* **Prompt**: Write out the data again in full, exactly as it reads.

* **Information supplied**:
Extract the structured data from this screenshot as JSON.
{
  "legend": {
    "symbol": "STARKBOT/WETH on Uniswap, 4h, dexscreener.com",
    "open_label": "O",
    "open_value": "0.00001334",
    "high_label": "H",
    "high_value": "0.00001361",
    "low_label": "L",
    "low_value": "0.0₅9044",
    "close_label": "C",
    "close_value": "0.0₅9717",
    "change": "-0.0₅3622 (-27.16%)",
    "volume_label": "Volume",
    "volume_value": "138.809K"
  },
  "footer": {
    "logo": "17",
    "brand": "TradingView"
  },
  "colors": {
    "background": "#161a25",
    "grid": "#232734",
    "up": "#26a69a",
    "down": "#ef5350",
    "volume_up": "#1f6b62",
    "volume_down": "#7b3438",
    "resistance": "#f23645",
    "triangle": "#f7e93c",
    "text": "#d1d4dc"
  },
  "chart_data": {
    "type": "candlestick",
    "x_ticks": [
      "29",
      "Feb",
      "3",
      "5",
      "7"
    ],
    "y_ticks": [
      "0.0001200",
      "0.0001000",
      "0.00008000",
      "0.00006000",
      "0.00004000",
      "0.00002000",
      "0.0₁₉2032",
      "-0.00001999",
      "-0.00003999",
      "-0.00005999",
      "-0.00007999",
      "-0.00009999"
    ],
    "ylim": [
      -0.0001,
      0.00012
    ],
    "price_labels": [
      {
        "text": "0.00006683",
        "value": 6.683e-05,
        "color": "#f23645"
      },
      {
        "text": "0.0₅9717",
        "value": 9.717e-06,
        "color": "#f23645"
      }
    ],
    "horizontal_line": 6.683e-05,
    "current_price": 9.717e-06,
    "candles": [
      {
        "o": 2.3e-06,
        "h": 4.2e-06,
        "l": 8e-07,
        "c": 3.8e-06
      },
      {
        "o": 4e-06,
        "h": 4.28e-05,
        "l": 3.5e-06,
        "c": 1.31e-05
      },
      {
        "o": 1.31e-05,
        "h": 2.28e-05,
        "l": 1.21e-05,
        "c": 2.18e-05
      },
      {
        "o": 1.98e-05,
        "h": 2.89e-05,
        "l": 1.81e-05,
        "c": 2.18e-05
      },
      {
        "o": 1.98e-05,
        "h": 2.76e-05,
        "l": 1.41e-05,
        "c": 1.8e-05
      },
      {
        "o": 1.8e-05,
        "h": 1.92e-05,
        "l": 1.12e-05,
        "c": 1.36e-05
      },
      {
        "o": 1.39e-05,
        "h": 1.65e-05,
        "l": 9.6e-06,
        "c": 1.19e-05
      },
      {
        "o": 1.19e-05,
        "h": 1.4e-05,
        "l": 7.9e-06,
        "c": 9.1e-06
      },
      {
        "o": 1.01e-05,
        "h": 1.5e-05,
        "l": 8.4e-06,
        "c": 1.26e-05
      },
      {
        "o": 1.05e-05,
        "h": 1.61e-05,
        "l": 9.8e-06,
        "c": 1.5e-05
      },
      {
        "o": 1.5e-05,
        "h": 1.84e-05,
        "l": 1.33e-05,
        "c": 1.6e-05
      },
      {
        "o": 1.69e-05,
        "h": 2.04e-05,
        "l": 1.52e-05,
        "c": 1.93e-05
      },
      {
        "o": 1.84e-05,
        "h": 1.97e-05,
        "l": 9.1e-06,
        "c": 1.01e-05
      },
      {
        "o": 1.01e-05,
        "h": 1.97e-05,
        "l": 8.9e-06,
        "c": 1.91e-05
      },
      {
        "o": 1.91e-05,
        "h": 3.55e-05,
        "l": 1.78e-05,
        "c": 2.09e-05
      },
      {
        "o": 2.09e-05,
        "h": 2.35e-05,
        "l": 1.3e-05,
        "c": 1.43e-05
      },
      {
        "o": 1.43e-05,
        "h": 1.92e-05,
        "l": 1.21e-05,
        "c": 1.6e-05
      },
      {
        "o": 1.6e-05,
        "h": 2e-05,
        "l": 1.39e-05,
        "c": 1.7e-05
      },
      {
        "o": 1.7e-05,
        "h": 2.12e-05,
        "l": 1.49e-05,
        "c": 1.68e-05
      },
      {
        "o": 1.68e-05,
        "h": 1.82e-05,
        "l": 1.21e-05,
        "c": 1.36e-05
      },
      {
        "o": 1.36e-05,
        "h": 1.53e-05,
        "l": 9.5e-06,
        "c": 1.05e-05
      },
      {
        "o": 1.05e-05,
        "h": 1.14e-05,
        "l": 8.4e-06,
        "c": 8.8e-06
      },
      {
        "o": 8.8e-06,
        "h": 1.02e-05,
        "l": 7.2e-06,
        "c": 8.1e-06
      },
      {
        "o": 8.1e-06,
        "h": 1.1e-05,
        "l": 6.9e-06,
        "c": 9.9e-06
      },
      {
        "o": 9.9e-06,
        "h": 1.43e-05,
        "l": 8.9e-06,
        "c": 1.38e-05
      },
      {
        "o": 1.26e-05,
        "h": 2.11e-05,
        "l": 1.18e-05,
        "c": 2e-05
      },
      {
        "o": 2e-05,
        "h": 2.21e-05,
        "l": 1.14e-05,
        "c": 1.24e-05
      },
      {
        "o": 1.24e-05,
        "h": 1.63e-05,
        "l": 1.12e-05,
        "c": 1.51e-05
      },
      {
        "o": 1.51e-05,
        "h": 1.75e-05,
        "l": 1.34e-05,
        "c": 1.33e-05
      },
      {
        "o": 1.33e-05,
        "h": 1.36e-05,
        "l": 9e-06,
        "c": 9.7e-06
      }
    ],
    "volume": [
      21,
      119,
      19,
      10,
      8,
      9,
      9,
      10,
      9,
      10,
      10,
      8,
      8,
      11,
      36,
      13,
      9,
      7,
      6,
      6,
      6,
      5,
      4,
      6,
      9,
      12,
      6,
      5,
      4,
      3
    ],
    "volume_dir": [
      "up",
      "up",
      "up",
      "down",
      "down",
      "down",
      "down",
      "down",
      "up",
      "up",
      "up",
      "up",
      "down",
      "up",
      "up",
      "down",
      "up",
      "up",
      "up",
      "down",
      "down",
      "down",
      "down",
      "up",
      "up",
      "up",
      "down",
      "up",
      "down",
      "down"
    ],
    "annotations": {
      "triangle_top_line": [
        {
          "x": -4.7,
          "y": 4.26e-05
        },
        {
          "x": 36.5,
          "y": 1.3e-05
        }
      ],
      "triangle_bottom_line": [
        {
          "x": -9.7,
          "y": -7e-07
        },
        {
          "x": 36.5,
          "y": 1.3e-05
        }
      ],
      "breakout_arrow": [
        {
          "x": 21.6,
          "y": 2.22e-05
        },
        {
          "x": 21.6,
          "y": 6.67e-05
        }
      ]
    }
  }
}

* **Task response**:
Extract the structured data from this screenshot as JSON.
{
  "legend": {
    "symbol": "STARKBOT/WETH on Uniswap, 4h, dexscreener.com",
    "open_label": "O",
    "open_value": "0.00001334",
    "high_label": "H",
    "high_value": "0.00001361",
    "low_label": "L",
    "low_value": "0.0₅9044",
    "close_label": "C",
    "close_value": "0.0₅9717",
    "change": "-0.0₅3622 (-27.16%)",
    "volume_label": "Volume",
    "volume_value": "138.809K"
  },
  "footer": {
    "logo": "17",
    "brand": "TradingView"
  },
  "colors": {
    "background": "#161a25",
    "grid": "#232734",
    "up": "#26a69a",
    "down": "#ef5350",
    "volume_up": "#1f6b62",
    "volume_down": "#7b3438",
    "resistance": "#f23645",
    "triangle": "#f7e93c",
    "text": "#d1d4dc"
  },
  "chart_data": {
    "type": "candlestick",
    "x_ticks": [
      "29",
      "Feb",
      "3",
      "5",
      "7"
    ],
    "y_ticks": [
      "0.0001200",
      "0.0001000",
      "0.00008000",
      "0.00006000",
      "0.00004000",
      "0.00002000",
      "0.0₁₉2032",
      "-0.00001999",
      "-0.00003999",
      "-0.00005999",
      "-0.00007999",
      "-0.00009999"
    ],
    "ylim": [
      -0.0001,
      0.00012
    ],
    "price_labels": [
      {
        "text": "0.00006683",
        "value": 6.683e-05,
        "color": "#f23645"
      },
      {
        "text": "0.0₅9717",
        "value": 9.717e-06,
        "color": "#f23645"
      }
    ],
    "horizontal_line": 6.683e-05,
    "current_price": 9.717e-06,
    "candles": [
      {
        "o": 2.3e-06,
        "h": 4.2e-06,
        "l": 8e-07,
        "c": 3.8e-06
      },
      {
        "o": 4e-06,
        "h": 4.28e-05,
        "l": 3.5e-06,
        "c": 1.31e-05
      },
      {
        "o": 1.31e-05,
        "h": 2.28e-05,
        "l": 1.21e-05,
        "c": 2.18e-05
      },
      {
        "o": 1.98e-05,
        "h": 2.89e-05,
        "l": 1.81e-05,
        "c": 2.18e-05
      },
      {
        "o": 1.98e-05,
        "h": 2.76e-05,
        "l": 1.41e-05,
        "c": 1.8e-05
      },
      {
        "o": 1.8e-05,
        "h": 1.92e-05,
        "l": 1.12e-05,
        "c": 1.36e-05
      },
      {
        "o": 1.39e-05,
        "h": 1.65e-05,
        "l": 9.6e-06,
        "c": 1.19e-05
      },
      {
        "o": 1.19e-05,
        "h": 1.4e-05,
        "l": 7.9e-06,
        "c": 9.1e-06
      },
      {
        "o": 1.01e-05,
        "h": 1.5e-05,
        "l": 8.4e-06,
        "c": 1.26e-05
      },
      {
        "o": 1.05e-05,
        "h": 1.61e-05,
        "l": 9.8e-06,
        "c": 1.5e-05
      },
      {
        "o": 1.5e-05,
        "h": 1.84e-05,
        "l": 1.33e-05,
        "c": 1.6e-05
      },
      {
        "o": 1.69e-05,
        "h": 2.04e-05,
        "l": 1.52e-05,
        "c": 1.93e-05
      },
      {
        "o": 1.84e-05,
        "h": 1.97e-05,
        "l": 9.1e-06,
        "c": 1.01e-05
      },
      {
        "o": 1.01e-05,
        "h": 1.97e-05,
        "l": 8.9e-06,
        "c": 1.91e-05
      },
      {
        "o": 1.91e-05,
        "h": 3.55e-05,
        "l": 1.78e-05,
        "c": 2.09e-05
      },
      {
        "o": 2.09e-05,
        "h": 2.35e-05,
        "l": 1.3e-05,
        "c": 1.43e-05
      },
      {
        "o": 1.43e-05,
        "h": 1.92e-05,
        "l": 1.21e-05,
        "c": 1.6e-05
      },
      {
        "o": 1.6e-05,
        "h": 2e-05,
        "l": 1.39e-05,
        "c": 1.7e-05
      },
      {
        "o": 1.7e-05,
        "h": 2.12e-05,
        "l": 1.49e-05,
        "c": 1.68e-05
      },
      {
        "o": 1.68e-05,
        "h": 1.82e-05,
        "l": 1.21e-05,
        "c": 1.36e-05
      },
      {
        "o": 1.36e-05,
        "h": 1.53e-05,
        "l": 9.5e-06,
        "c": 1.05e-05
      },
      {
        "o": 1.05e-05,
        "h": 1.14e-05,
        "l": 8.4e-06,
        "c": 8.8e-06
      },
      {
        "o": 8.8e-06,
        "h": 1.02e-05,
        "l": 7.2e-06,
        "c": 8.1e-06
      },
      {
        "o": 8.1e-06,
        "h": 1.1e-05,
        "l": 6.9e-06,
        "c": 9.9e-06
      },
      {
        "o": 9.9e-06,
        "h": 1.43e-05,
        "l": 8.9e-06,
        "c": 1.38e-05
      },
      {
        "o": 1.26e-05,
        "h": 2.11e-05,
        "l": 1.18e-05,
        "c": 2e-05
      },
      {
        "o": 2e-05,
        "h": 2.21e-05,
        "l": 1.14e-05,
        "c": 1.24e-05
      },
      {
        "o": 1.24e-05,
        "h": 1.63e-05,
        "l": 1.12e-05,
        "c": 1.51e-05
      },
      {
        "o": 1.51e-05,
        "h": 1.75e-05,
        "l": 1.34e-05,
        "c": 1.33e-05
      },
      {
        "o": 1.33e-05,
        "h": 1.36e-05,
        "l": 9e-06,
        "c": 9.7e-06
      }
    ],
    "volume": [
      21,
      119,
      19,
      10,
      8,
      9,
      9,
      10,
      9,
      10,
      10,
      8,
      8,
      11,
      36,
      13,
      9,
      7,
      6,
      6,
      6,
      5,
      4,
      6,
      9,
      12,
      6,
      5,
      4,
      3
    ],
    "volume_dir": [
      "up",
      "up",
      "up",
      "down",
      "down",
      "down",
      "down",
      "down",
      "up",
      "up",
      "up",
      "up",
      "down",
      "up",
      "up",
      "down",
      "up",
      "up",
      "up",
      "down",
      "down",
      "down",
      "down",
      "up",
      "up",
      "up",
      "down",
      "up",
      "down",
      "down"
    ],
    "annotations": {
      "triangle_top_line": [
        {
          "x": -4.7,
          "y": 4.26e-05
        },
        {
          "x": 36.5,
          "y": 1.3e-05
        }
      ],
      "triangle_bottom_line": [
        {
          "x": -9.7,
          "y": -7e-07
        },
        {
          "x": 36.5,
          "y": 1.3e-05
        }
      ],
      "breakout_arrow": [
        {
          "x": 21.6,
          "y": 2.22e-05
        },
        {
          "x": 21.6,
          "y": 6.67e-05
        }
      ]
    }
  }
}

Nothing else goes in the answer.